[The exercise]
Gather the lines below that include the string "Distribution", copying each in full.

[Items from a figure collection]
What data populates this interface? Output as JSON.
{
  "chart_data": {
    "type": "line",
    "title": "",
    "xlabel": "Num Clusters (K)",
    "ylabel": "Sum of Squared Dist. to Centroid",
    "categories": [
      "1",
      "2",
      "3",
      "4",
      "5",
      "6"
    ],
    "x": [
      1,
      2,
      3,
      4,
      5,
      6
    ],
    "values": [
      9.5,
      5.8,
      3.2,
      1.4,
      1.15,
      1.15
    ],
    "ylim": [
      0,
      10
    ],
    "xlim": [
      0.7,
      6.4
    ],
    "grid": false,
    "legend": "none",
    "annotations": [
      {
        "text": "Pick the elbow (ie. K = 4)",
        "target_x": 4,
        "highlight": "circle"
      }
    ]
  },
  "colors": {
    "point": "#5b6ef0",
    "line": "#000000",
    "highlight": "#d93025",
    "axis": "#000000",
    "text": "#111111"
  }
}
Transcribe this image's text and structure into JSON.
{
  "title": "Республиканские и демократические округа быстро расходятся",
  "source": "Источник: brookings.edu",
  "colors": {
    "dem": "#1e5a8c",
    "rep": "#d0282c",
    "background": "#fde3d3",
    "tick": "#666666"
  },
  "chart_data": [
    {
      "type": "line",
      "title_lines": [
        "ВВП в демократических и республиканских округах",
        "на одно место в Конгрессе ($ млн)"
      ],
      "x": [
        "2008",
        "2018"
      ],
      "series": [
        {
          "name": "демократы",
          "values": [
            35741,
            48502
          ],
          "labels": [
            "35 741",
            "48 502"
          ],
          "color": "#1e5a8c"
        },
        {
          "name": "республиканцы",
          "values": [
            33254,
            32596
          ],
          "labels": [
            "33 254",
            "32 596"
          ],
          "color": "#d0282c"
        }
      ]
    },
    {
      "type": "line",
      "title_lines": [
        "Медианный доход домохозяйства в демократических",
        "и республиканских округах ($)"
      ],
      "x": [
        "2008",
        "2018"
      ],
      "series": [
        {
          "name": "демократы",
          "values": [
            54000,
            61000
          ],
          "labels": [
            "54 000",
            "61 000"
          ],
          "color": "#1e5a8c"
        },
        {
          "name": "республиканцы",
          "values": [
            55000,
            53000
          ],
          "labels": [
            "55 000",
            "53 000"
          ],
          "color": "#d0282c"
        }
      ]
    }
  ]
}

...

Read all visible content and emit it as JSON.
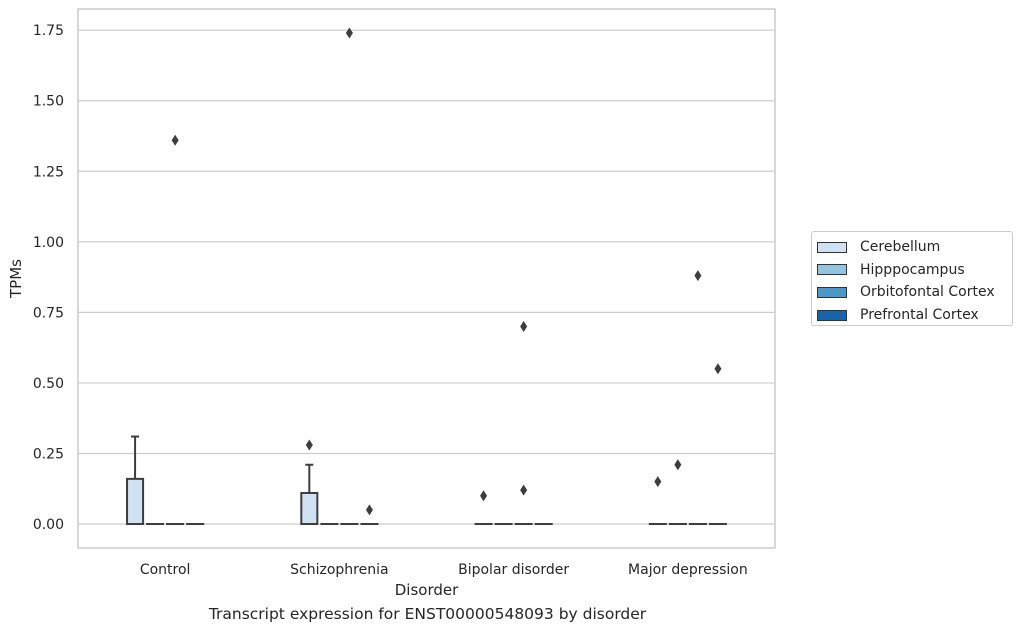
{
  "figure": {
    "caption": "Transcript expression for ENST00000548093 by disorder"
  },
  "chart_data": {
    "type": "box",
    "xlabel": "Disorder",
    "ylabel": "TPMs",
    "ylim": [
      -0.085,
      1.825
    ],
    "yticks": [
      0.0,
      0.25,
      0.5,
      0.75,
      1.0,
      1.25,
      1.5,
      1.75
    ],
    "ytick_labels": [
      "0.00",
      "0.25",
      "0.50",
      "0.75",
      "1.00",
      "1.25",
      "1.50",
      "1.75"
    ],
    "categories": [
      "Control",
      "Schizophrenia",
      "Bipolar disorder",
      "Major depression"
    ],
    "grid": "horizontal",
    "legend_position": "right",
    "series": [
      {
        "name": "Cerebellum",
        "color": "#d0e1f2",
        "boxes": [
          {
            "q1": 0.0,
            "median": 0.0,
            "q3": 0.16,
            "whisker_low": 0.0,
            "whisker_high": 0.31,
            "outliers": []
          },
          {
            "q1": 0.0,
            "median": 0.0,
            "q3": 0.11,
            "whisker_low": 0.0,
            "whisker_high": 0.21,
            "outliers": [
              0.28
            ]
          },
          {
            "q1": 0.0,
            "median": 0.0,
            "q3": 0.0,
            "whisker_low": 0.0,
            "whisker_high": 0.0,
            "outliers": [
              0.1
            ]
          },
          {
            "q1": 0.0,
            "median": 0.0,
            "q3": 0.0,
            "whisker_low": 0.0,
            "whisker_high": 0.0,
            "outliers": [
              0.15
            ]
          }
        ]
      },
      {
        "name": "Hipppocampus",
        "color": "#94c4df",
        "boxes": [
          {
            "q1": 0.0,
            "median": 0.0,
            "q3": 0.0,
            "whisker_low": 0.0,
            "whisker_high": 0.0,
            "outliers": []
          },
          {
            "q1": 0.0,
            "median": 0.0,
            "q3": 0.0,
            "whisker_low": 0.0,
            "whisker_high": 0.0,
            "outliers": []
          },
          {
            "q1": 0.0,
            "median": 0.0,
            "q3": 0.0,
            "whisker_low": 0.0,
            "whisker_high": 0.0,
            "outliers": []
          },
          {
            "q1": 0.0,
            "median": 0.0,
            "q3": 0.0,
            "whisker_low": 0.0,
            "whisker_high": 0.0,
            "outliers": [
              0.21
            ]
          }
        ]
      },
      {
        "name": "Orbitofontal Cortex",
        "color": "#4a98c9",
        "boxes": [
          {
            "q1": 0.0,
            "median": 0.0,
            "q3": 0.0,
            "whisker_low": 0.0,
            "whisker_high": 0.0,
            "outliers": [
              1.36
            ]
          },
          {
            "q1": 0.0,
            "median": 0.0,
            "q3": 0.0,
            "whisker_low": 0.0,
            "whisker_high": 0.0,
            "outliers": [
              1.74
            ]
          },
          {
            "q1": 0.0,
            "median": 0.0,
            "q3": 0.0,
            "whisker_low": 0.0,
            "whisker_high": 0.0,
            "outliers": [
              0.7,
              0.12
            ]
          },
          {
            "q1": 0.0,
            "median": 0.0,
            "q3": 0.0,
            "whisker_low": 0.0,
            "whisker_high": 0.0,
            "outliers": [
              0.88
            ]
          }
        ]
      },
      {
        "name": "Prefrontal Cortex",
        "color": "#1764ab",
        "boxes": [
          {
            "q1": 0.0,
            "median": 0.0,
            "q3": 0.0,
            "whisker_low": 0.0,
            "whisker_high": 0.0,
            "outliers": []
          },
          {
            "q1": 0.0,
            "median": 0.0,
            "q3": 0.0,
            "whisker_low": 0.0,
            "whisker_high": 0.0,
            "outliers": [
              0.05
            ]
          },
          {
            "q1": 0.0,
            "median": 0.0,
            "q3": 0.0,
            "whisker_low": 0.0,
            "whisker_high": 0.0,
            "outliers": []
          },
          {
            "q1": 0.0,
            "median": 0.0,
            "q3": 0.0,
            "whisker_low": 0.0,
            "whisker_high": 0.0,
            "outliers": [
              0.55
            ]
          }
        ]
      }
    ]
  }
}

==

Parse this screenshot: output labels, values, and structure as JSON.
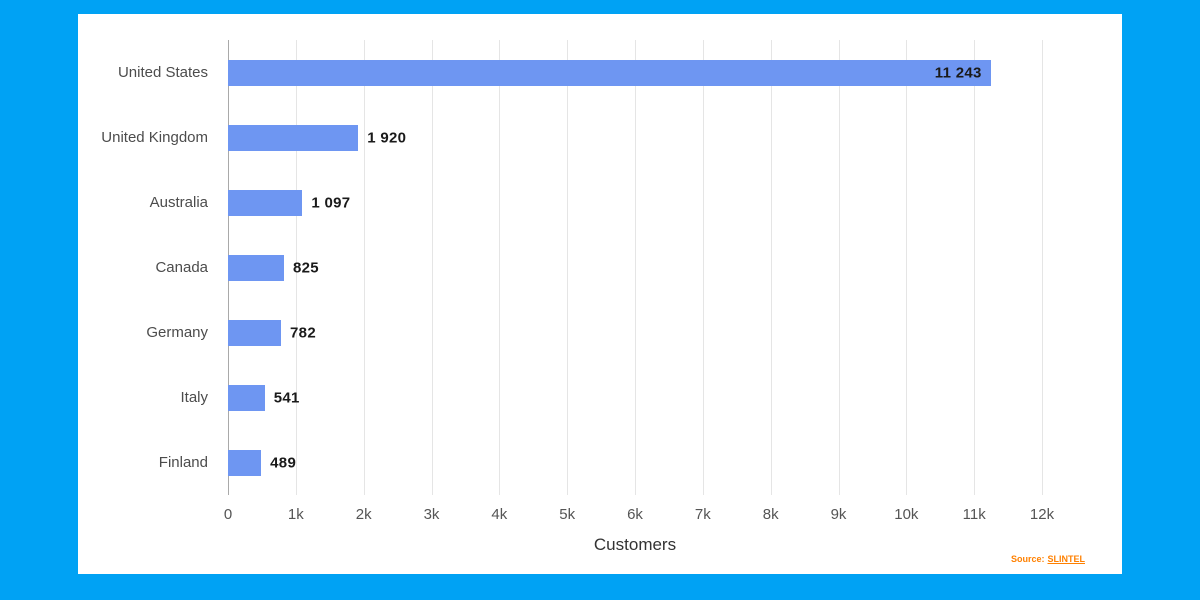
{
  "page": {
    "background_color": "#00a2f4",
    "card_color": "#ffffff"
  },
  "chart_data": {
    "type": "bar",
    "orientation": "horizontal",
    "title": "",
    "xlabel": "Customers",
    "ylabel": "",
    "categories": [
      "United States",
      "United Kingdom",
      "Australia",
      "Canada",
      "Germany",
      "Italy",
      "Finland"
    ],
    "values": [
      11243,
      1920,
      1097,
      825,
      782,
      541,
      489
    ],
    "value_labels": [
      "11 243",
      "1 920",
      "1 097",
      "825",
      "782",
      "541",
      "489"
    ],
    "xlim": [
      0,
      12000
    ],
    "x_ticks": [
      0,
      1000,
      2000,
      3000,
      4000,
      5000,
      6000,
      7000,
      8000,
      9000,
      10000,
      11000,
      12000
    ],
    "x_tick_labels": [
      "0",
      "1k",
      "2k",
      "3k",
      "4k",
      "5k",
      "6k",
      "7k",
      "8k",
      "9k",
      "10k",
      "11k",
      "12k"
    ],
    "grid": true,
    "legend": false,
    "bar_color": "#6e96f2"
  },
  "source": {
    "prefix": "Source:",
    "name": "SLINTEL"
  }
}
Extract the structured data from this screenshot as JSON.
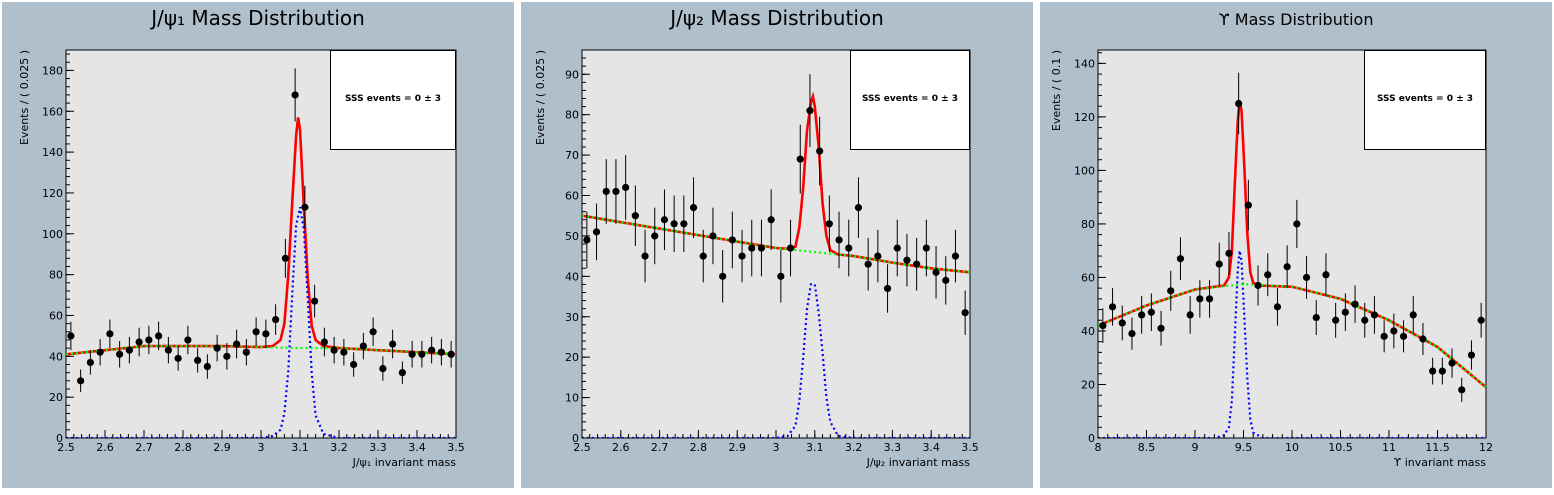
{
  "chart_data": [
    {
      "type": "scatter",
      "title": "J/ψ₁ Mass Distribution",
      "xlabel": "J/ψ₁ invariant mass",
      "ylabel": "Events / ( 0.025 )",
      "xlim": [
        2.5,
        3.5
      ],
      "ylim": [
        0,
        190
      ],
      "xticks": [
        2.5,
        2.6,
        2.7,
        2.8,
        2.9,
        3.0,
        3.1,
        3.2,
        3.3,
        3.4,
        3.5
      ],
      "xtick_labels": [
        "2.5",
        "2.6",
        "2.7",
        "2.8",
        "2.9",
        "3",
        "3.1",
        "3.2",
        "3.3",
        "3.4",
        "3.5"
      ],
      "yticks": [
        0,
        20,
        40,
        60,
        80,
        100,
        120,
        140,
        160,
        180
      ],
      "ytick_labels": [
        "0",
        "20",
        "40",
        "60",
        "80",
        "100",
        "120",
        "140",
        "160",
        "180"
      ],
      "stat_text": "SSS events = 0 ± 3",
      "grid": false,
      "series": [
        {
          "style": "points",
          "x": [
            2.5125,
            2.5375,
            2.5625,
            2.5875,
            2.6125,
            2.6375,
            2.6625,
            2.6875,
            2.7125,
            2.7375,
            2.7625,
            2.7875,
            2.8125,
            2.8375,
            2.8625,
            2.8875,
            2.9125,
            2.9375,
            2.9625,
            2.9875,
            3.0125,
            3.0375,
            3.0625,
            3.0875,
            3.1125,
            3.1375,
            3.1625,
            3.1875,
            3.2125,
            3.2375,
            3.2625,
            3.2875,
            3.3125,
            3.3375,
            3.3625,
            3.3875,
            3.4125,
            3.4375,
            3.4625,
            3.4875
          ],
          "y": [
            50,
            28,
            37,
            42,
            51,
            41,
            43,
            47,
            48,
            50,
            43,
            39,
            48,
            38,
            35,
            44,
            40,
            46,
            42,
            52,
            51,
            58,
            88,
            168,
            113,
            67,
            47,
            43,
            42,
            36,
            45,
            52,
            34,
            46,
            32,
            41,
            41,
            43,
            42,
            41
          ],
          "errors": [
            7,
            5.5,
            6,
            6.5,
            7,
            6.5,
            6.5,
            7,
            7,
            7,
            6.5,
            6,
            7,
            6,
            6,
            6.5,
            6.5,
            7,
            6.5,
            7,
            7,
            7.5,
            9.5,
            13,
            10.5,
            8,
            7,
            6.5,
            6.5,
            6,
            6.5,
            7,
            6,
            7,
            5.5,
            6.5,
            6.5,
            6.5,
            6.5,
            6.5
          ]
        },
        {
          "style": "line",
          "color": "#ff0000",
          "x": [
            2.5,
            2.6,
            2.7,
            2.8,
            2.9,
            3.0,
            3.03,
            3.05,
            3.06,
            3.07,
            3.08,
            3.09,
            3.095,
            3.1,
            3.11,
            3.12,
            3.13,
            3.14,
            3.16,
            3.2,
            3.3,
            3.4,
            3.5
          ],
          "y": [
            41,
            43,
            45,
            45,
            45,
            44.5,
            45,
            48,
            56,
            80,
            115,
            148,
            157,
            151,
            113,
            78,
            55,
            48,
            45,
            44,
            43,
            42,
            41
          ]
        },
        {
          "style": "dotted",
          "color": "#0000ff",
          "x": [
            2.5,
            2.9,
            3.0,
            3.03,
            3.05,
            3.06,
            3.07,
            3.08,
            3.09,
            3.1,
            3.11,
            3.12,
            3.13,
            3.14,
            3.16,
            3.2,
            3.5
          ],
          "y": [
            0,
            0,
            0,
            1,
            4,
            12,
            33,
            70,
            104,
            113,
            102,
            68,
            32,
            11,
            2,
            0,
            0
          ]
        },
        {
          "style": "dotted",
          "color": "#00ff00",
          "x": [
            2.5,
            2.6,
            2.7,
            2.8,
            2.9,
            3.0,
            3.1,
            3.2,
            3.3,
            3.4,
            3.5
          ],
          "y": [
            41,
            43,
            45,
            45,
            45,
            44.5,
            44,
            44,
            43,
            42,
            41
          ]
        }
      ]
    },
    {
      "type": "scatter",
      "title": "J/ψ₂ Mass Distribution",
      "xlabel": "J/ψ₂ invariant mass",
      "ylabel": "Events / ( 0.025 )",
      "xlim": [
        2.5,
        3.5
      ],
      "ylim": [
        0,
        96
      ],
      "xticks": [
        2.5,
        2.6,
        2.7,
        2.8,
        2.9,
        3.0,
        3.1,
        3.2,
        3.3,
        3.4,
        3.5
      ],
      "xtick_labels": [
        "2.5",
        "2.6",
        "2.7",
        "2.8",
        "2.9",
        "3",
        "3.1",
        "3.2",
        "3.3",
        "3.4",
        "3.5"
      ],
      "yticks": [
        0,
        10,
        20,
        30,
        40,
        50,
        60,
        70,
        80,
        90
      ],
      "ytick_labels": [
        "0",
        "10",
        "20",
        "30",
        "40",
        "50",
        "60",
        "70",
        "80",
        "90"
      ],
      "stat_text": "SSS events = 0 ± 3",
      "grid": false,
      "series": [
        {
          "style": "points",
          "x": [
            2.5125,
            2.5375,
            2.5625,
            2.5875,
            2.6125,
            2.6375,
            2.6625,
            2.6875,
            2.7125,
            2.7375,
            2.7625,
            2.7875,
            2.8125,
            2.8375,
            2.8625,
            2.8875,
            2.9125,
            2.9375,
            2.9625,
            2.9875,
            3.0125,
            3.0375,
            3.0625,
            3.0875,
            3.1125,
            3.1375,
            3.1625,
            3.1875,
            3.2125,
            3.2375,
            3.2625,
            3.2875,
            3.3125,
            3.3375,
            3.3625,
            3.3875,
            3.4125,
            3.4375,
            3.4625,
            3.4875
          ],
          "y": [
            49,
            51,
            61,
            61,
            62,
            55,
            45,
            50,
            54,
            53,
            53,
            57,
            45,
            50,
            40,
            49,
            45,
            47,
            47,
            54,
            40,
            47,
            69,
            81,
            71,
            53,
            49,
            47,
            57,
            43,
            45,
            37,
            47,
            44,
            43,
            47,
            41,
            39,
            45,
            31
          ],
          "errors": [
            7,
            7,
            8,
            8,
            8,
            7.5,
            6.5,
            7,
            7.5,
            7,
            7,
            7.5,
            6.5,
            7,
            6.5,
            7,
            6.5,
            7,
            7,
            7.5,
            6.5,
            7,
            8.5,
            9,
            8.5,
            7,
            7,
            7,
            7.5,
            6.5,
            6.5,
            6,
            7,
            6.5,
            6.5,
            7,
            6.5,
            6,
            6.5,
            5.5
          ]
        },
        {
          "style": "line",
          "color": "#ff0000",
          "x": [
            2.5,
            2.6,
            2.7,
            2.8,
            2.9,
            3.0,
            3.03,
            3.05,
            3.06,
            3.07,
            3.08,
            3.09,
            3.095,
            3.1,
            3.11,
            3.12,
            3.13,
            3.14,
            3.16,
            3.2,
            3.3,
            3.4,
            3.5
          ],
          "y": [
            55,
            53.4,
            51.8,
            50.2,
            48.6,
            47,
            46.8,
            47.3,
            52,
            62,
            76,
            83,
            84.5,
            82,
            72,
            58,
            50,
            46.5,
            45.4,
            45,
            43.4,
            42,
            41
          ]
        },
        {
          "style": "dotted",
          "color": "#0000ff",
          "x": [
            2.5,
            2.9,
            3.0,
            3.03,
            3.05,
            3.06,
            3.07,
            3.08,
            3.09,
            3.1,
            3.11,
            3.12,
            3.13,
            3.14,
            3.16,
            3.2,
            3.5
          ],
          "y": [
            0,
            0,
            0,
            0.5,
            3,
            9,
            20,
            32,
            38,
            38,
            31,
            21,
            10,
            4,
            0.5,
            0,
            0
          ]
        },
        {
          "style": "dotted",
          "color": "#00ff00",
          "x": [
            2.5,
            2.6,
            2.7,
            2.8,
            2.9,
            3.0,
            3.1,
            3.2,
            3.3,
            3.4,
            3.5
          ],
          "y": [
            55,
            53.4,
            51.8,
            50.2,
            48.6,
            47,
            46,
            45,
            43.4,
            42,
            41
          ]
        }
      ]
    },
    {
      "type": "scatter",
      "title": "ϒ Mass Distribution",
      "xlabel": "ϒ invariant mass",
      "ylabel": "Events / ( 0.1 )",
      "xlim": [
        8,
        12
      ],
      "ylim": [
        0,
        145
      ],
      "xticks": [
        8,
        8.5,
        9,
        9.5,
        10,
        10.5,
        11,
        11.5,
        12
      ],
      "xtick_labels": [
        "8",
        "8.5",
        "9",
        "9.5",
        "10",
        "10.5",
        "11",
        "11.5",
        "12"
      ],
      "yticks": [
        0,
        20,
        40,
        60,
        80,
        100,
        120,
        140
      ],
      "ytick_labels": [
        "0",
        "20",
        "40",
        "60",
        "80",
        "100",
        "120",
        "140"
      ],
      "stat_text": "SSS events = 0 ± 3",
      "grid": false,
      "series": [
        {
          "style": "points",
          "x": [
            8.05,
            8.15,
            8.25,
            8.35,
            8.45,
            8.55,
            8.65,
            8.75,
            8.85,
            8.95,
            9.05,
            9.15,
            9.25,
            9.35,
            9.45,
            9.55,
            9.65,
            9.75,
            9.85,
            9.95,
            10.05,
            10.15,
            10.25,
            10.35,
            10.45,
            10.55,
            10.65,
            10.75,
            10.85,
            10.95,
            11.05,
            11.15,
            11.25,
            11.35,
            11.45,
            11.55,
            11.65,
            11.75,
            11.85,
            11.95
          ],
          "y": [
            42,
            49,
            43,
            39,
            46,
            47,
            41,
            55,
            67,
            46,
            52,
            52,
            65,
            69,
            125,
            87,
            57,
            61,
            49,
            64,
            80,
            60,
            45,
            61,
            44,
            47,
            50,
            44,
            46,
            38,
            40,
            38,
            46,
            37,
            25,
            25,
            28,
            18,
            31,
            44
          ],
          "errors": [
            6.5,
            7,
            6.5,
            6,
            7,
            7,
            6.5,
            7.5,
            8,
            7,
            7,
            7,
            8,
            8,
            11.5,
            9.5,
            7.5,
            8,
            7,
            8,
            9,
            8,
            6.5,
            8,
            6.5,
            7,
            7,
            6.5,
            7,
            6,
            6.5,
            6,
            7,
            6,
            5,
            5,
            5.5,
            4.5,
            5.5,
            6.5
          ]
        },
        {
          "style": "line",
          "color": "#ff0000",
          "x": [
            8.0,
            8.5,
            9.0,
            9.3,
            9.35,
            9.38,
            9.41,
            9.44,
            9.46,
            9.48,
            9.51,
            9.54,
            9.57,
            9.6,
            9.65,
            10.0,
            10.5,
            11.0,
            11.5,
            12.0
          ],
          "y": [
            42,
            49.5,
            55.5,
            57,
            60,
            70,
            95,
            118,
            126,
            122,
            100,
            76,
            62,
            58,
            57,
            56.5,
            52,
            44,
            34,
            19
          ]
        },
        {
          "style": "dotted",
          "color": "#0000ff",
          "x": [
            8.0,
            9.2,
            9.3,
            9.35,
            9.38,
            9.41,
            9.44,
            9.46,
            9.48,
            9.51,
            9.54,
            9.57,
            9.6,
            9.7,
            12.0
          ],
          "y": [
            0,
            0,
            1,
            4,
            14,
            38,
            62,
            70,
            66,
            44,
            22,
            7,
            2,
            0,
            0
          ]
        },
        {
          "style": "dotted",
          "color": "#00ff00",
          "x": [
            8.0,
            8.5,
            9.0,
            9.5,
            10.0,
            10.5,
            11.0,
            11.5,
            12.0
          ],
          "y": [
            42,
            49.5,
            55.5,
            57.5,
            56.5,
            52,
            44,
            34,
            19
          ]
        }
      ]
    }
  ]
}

[Task result]
      "title": "J/ψ₁ Mass Distribution",
      "title": "J/ψ₂ Mass Distribution",
      "title": "ϒ Mass Distribution",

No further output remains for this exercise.